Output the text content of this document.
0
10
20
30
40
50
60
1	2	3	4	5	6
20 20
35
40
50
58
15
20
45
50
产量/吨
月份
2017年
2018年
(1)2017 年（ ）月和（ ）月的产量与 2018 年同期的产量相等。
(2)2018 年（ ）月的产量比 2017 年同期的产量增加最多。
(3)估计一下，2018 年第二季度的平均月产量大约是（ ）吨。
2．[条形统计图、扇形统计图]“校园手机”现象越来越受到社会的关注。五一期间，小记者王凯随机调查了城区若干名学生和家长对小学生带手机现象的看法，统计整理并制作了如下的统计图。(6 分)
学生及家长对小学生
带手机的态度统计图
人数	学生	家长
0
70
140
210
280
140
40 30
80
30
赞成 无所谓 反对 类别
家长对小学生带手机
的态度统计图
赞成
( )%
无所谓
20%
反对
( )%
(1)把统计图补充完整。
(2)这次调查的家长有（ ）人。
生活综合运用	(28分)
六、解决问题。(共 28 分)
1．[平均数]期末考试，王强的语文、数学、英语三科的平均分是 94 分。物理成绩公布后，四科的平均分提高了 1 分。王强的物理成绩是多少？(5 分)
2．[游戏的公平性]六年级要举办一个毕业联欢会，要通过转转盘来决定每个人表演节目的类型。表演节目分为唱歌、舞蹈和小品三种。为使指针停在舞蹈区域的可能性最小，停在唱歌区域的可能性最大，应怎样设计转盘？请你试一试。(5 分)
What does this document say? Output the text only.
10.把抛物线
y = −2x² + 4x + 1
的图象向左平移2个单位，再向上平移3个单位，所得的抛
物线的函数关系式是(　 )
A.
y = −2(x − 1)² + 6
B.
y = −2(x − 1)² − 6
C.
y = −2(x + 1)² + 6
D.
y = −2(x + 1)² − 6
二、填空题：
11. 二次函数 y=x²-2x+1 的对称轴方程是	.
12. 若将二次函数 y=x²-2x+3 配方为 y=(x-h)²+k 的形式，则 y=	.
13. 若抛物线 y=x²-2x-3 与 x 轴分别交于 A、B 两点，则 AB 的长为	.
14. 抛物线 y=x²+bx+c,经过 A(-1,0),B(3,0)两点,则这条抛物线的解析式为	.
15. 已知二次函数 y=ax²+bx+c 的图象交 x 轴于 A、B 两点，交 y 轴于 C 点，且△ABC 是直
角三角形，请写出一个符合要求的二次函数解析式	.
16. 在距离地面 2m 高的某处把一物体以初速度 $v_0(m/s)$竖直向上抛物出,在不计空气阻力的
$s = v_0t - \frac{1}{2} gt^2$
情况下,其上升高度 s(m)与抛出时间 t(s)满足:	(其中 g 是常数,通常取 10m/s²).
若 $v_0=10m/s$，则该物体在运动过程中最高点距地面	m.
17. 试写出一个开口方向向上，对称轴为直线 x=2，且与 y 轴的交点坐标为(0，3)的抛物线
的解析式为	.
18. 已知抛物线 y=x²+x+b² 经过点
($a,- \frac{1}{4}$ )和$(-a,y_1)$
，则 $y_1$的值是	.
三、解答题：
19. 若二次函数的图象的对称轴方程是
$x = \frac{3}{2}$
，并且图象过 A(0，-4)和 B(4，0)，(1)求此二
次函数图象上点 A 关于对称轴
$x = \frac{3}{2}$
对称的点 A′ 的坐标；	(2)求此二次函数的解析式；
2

What the task requires :: Filter the listing above by the word "text"; copy each line that passes.

Answer in full ::
Output the text content of this document.
What does this document say? Output the text only.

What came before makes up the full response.